(Data tied to figure images)

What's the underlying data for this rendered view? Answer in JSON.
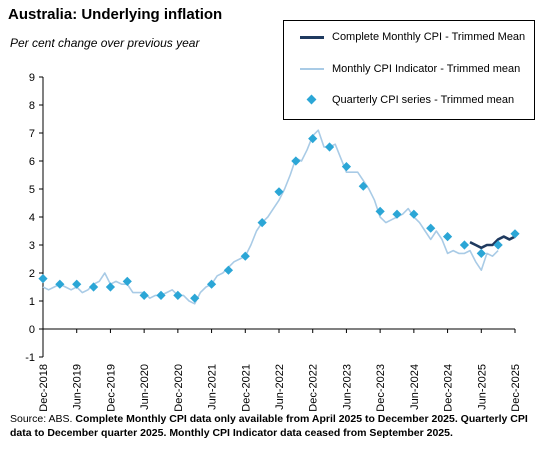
{
  "title": "Australia: Underlying inflation",
  "subtitle": "Per cent change over previous year",
  "legend": {
    "items": [
      {
        "label": "Complete Monthly CPI - Trimmed Mean",
        "color": "#1F3A5F",
        "kind": "line-thick"
      },
      {
        "label": "Monthly CPI Indicator - Trimmed mean",
        "color": "#A9CBE6",
        "kind": "line-thin"
      },
      {
        "label": "Quarterly CPI series - Trimmed mean",
        "color": "#2BA6D6",
        "kind": "diamond"
      }
    ]
  },
  "source": {
    "prefix": "Source: ABS.",
    "text": "Complete Monthly CPI data only available from April 2025 to December 2025. Quarterly CPI data to December quarter 2025. Monthly CPI Indicator data ceased from September 2025."
  },
  "chart_data": {
    "type": "line",
    "title": "Australia: Underlying inflation",
    "ylabel": "Per cent change over previous year",
    "ylim": [
      -1,
      9
    ],
    "yticks": [
      "-1",
      "0",
      "1",
      "2",
      "3",
      "4",
      "5",
      "6",
      "7",
      "8",
      "9"
    ],
    "xlim": [
      "2018-12",
      "2025-12"
    ],
    "xticks": [
      "Dec-2018",
      "Jun-2019",
      "Dec-2019",
      "Jun-2020",
      "Dec-2020",
      "Jun-2021",
      "Dec-2021",
      "Jun-2022",
      "Dec-2022",
      "Jun-2023",
      "Dec-2023",
      "Jun-2024",
      "Dec-2024",
      "Jun-2025",
      "Dec-2025"
    ],
    "grid": false,
    "legend_position": "top-right",
    "series": [
      {
        "name": "Monthly CPI Indicator - Trimmed mean",
        "kind": "line",
        "color": "#A9CBE6",
        "x": [
          "2018-12",
          "2019-01",
          "2019-02",
          "2019-03",
          "2019-04",
          "2019-05",
          "2019-06",
          "2019-07",
          "2019-08",
          "2019-09",
          "2019-10",
          "2019-11",
          "2019-12",
          "2020-01",
          "2020-02",
          "2020-03",
          "2020-04",
          "2020-05",
          "2020-06",
          "2020-07",
          "2020-08",
          "2020-09",
          "2020-10",
          "2020-11",
          "2020-12",
          "2021-01",
          "2021-02",
          "2021-03",
          "2021-04",
          "2021-05",
          "2021-06",
          "2021-07",
          "2021-08",
          "2021-09",
          "2021-10",
          "2021-11",
          "2021-12",
          "2022-01",
          "2022-02",
          "2022-03",
          "2022-04",
          "2022-05",
          "2022-06",
          "2022-07",
          "2022-08",
          "2022-09",
          "2022-10",
          "2022-11",
          "2022-12",
          "2023-01",
          "2023-02",
          "2023-03",
          "2023-04",
          "2023-05",
          "2023-06",
          "2023-07",
          "2023-08",
          "2023-09",
          "2023-10",
          "2023-11",
          "2023-12",
          "2024-01",
          "2024-02",
          "2024-03",
          "2024-04",
          "2024-05",
          "2024-06",
          "2024-07",
          "2024-08",
          "2024-09",
          "2024-10",
          "2024-11",
          "2024-12",
          "2025-01",
          "2025-02",
          "2025-03",
          "2025-04",
          "2025-05",
          "2025-06",
          "2025-07",
          "2025-08",
          "2025-09"
        ],
        "y": [
          1.5,
          1.4,
          1.5,
          1.6,
          1.5,
          1.4,
          1.5,
          1.3,
          1.4,
          1.6,
          1.7,
          2.0,
          1.6,
          1.7,
          1.6,
          1.6,
          1.3,
          1.3,
          1.3,
          1.1,
          1.2,
          1.2,
          1.3,
          1.4,
          1.2,
          1.2,
          1.0,
          0.9,
          1.3,
          1.5,
          1.6,
          1.9,
          2.0,
          2.2,
          2.4,
          2.5,
          2.6,
          3.0,
          3.5,
          3.8,
          4.0,
          4.3,
          4.6,
          5.0,
          5.5,
          6.1,
          6.0,
          6.4,
          6.9,
          7.1,
          6.5,
          6.5,
          6.6,
          6.1,
          5.6,
          5.6,
          5.6,
          5.3,
          5.0,
          4.6,
          4.0,
          3.8,
          3.9,
          4.0,
          4.1,
          4.3,
          4.0,
          3.8,
          3.5,
          3.2,
          3.5,
          3.2,
          2.7,
          2.8,
          2.7,
          2.7,
          2.8,
          2.4,
          2.1,
          2.7,
          2.6,
          2.8
        ]
      },
      {
        "name": "Complete Monthly CPI - Trimmed Mean",
        "kind": "line",
        "color": "#1F3A5F",
        "x": [
          "2025-04",
          "2025-05",
          "2025-06",
          "2025-07",
          "2025-08",
          "2025-09",
          "2025-10",
          "2025-11",
          "2025-12"
        ],
        "y": [
          3.1,
          3.0,
          2.9,
          3.0,
          3.0,
          3.2,
          3.3,
          3.2,
          3.3
        ]
      },
      {
        "name": "Quarterly CPI series - Trimmed mean",
        "kind": "scatter",
        "color": "#2BA6D6",
        "x": [
          "2018-12",
          "2019-03",
          "2019-06",
          "2019-09",
          "2019-12",
          "2020-03",
          "2020-06",
          "2020-09",
          "2020-12",
          "2021-03",
          "2021-06",
          "2021-09",
          "2021-12",
          "2022-03",
          "2022-06",
          "2022-09",
          "2022-12",
          "2023-03",
          "2023-06",
          "2023-09",
          "2023-12",
          "2024-03",
          "2024-06",
          "2024-09",
          "2024-12",
          "2025-03",
          "2025-06",
          "2025-09",
          "2025-12"
        ],
        "y": [
          1.8,
          1.6,
          1.6,
          1.5,
          1.5,
          1.7,
          1.2,
          1.2,
          1.2,
          1.1,
          1.6,
          2.1,
          2.6,
          3.8,
          4.9,
          6.0,
          6.8,
          6.5,
          5.8,
          5.1,
          4.2,
          4.1,
          4.1,
          3.6,
          3.3,
          3.0,
          2.7,
          3.0,
          3.4
        ]
      }
    ]
  }
}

* _What you will do_:
Without the pictures, print the whole listing exactly as given.

* _Answer for this exercise_:
What's the underlying data for this rendered view? Answer in JSON.
{
  "title": "Australia: Underlying inflation",
  "subtitle": "Per cent change over previous year",
  "legend": {
    "items": [
      {
        "label": "Complete Monthly CPI - Trimmed Mean",
        "color": "#1F3A5F",
        "kind": "line-thick"
      },
      {
        "label": "Monthly CPI Indicator - Trimmed mean",
        "color": "#A9CBE6",
        "kind": "line-thin"
      },
      {
        "label": "Quarterly CPI series - Trimmed mean",
        "color": "#2BA6D6",
        "kind": "diamond"
      }
    ]
  },
  "source": {
    "prefix": "Source: ABS.",
    "text": "Complete Monthly CPI data only available from April 2025 to December 2025. Quarterly CPI data to December quarter 2025. Monthly CPI Indicator data ceased from September 2025."
  },
  "chart_data": {
    "type": "line",
    "title": "Australia: Underlying inflation",
    "ylabel": "Per cent change over previous year",
    "ylim": [
      -1,
      9
    ],
    "yticks": [
      "-1",
      "0",
      "1",
      "2",
      "3",
      "4",
      "5",
      "6",
      "7",
      "8",
      "9"
    ],
    "xlim": [
      "2018-12",
      "2025-12"
    ],
    "xticks": [
      "Dec-2018",
      "Jun-2019",
      "Dec-2019",
      "Jun-2020",
      "Dec-2020",
      "Jun-2021",
      "Dec-2021",
      "Jun-2022",
      "Dec-2022",
      "Jun-2023",
      "Dec-2023",
      "Jun-2024",
      "Dec-2024",
      "Jun-2025",
      "Dec-2025"
    ],
    "grid": false,
    "legend_position": "top-right",
    "series": [
      {
        "name": "Monthly CPI Indicator - Trimmed mean",
        "kind": "line",
        "color": "#A9CBE6",
        "x": [
          "2018-12",
          "2019-01",
          "2019-02",
          "2019-03",
          "2019-04",
          "2019-05",
          "2019-06",
          "2019-07",
          "2019-08",
          "2019-09",
          "2019-10",
          "2019-11",
          "2019-12",
          "2020-01",
          "2020-02",
          "2020-03",
          "2020-04",
          "2020-05",
          "2020-06",
          "2020-07",
          "2020-08",
          "2020-09",
          "2020-10",
          "2020-11",
          "2020-12",
          "2021-01",
          "2021-02",
          "2021-03",
          "2021-04",
          "2021-05",
          "2021-06",
          "2021-07",
          "2021-08",
          "2021-09",
          "2021-10",
          "2021-11",
          "2021-12",
          "2022-01",
          "2022-02",
          "2022-03",
          "2022-04",
          "2022-05",
          "2022-06",
          "2022-07",
          "2022-08",
          "2022-09",
          "2022-10",
          "2022-11",
          "2022-12",
          "2023-01",
          "2023-02",
          "2023-03",
          "2023-04",
          "2023-05",
          "2023-06",
          "2023-07",
          "2023-08",
          "2023-09",
          "2023-10",
          "2023-11",
          "2023-12",
          "2024-01",
          "2024-02",
          "2024-03",
          "2024-04",
          "2024-05",
          "2024-06",
          "2024-07",
          "2024-08",
          "2024-09",
          "2024-10",
          "2024-11",
          "2024-12",
          "2025-01",
          "2025-02",
          "2025-03",
          "2025-04",
          "2025-05",
          "2025-06",
          "2025-07",
          "2025-08",
          "2025-09"
        ],
        "y": [
          1.5,
          1.4,
          1.5,
          1.6,
          1.5,
          1.4,
          1.5,
          1.3,
          1.4,
          1.6,
          1.7,
          2.0,
          1.6,
          1.7,
          1.6,
          1.6,
          1.3,
          1.3,
          1.3,
          1.1,
          1.2,
          1.2,
          1.3,
          1.4,
          1.2,
          1.2,
          1.0,
          0.9,
          1.3,
          1.5,
          1.6,
          1.9,
          2.0,
          2.2,
          2.4,
          2.5,
          2.6,
          3.0,
          3.5,
          3.8,
          4.0,
          4.3,
          4.6,
          5.0,
          5.5,
          6.1,
          6.0,
          6.4,
          6.9,
          7.1,
          6.5,
          6.5,
          6.6,
          6.1,
          5.6,
          5.6,
          5.6,
          5.3,
          5.0,
          4.6,
          4.0,
          3.8,
          3.9,
          4.0,
          4.1,
          4.3,
          4.0,
          3.8,
          3.5,
          3.2,
          3.5,
          3.2,
          2.7,
          2.8,
          2.7,
          2.7,
          2.8,
          2.4,
          2.1,
          2.7,
          2.6,
          2.8
        ]
      },
      {
        "name": "Complete Monthly CPI - Trimmed Mean",
        "kind": "line",
        "color": "#1F3A5F",
        "x": [
          "2025-04",
          "2025-05",
          "2025-06",
          "2025-07",
          "2025-08",
          "2025-09",
          "2025-10",
          "2025-11",
          "2025-12"
        ],
        "y": [
          3.1,
          3.0,
          2.9,
          3.0,
          3.0,
          3.2,
          3.3,
          3.2,
          3.3
        ]
      },
      {
        "name": "Quarterly CPI series - Trimmed mean",
        "kind": "scatter",
        "color": "#2BA6D6",
        "x": [
          "2018-12",
          "2019-03",
          "2019-06",
          "2019-09",
          "2019-12",
          "2020-03",
          "2020-06",
          "2020-09",
          "2020-12",
          "2021-03",
          "2021-06",
          "2021-09",
          "2021-12",
          "2022-03",
          "2022-06",
          "2022-09",
          "2022-12",
          "2023-03",
          "2023-06",
          "2023-09",
          "2023-12",
          "2024-03",
          "2024-06",
          "2024-09",
          "2024-12",
          "2025-03",
          "2025-06",
          "2025-09",
          "2025-12"
        ],
        "y": [
          1.8,
          1.6,
          1.6,
          1.5,
          1.5,
          1.7,
          1.2,
          1.2,
          1.2,
          1.1,
          1.6,
          2.1,
          2.6,
          3.8,
          4.9,
          6.0,
          6.8,
          6.5,
          5.8,
          5.1,
          4.2,
          4.1,
          4.1,
          3.6,
          3.3,
          3.0,
          2.7,
          3.0,
          3.4
        ]
      }
    ]
  }
}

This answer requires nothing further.